### WRITTEN PROBLEM
Copy out every line containing the word "document".

### RECORDED INFORMATION
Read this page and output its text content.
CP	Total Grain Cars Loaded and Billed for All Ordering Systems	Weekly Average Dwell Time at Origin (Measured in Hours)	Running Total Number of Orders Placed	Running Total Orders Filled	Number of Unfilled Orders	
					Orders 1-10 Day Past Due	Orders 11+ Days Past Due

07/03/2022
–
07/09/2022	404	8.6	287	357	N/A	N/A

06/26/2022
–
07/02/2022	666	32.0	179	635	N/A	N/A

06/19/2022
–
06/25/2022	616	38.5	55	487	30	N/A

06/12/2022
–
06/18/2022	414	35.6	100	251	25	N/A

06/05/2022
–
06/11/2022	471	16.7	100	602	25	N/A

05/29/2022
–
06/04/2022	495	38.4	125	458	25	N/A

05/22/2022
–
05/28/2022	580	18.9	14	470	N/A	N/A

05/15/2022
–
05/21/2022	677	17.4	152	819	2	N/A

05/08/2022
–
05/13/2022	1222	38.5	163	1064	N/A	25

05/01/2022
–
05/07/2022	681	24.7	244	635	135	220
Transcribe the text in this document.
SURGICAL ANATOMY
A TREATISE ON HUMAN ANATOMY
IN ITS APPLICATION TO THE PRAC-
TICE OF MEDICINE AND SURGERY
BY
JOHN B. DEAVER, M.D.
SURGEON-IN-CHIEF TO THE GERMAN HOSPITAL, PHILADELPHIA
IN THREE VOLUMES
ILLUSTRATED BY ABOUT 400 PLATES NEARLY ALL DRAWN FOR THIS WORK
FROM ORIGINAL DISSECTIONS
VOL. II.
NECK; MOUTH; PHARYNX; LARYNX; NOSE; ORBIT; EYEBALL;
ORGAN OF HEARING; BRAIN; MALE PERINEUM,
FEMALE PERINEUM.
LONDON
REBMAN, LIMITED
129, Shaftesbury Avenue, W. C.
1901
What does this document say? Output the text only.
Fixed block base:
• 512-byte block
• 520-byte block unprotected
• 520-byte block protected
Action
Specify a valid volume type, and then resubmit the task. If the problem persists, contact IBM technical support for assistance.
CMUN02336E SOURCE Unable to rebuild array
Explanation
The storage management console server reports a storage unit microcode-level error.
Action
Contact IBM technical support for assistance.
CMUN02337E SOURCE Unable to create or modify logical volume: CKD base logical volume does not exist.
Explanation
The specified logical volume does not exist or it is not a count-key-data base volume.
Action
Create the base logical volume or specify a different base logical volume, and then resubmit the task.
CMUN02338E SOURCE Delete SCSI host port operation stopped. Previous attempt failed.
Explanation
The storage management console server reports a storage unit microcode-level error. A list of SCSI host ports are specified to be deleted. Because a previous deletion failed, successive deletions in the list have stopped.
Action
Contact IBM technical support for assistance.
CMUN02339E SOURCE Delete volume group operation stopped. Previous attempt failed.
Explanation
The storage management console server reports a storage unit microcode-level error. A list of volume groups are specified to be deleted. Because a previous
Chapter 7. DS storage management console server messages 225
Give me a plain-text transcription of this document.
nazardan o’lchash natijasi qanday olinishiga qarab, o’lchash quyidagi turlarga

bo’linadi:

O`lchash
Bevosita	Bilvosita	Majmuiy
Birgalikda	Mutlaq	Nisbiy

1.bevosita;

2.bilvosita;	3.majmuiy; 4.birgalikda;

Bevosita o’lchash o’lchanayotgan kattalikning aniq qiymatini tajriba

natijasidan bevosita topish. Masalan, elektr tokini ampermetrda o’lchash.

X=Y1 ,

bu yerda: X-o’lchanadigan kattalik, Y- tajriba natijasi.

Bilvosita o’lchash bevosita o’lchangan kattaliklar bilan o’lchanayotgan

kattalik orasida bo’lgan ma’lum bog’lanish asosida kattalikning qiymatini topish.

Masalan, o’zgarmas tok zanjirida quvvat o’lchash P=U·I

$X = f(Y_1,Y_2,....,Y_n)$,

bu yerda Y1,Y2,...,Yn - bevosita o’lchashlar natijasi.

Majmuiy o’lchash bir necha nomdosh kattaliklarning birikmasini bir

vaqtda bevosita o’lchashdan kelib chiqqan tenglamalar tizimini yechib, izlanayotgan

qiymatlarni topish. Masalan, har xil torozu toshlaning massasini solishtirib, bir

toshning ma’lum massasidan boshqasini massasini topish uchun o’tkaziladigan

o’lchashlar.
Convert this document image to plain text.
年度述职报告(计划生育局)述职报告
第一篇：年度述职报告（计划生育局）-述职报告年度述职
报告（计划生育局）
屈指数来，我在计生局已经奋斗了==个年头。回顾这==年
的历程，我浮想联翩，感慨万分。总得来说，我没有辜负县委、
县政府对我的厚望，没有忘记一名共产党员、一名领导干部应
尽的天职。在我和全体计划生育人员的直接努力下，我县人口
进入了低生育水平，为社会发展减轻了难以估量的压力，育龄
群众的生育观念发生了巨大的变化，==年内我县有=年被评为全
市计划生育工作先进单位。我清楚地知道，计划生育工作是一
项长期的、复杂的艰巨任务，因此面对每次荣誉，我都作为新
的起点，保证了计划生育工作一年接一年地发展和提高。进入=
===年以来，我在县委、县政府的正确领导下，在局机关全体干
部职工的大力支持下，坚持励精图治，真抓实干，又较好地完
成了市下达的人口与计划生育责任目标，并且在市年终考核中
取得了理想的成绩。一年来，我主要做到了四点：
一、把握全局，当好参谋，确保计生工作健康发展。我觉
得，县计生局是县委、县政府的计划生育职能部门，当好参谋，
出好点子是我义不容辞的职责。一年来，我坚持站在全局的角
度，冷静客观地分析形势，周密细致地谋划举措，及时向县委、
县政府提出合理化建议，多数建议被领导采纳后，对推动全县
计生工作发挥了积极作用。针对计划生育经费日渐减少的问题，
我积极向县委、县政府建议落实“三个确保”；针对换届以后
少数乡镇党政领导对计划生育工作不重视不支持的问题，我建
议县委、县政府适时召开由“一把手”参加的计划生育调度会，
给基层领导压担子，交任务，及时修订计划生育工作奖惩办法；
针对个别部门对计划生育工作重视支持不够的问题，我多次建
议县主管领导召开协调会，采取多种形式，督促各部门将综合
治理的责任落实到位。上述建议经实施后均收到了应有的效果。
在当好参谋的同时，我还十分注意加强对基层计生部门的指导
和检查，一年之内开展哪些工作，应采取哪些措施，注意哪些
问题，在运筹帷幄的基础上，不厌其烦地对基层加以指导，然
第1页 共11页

### COMPLETED EXERCISE
Transcribe the text in this document.
What does this document say? Output the text only.
Give me a plain-text transcription of this document.
Convert this document image to plain text.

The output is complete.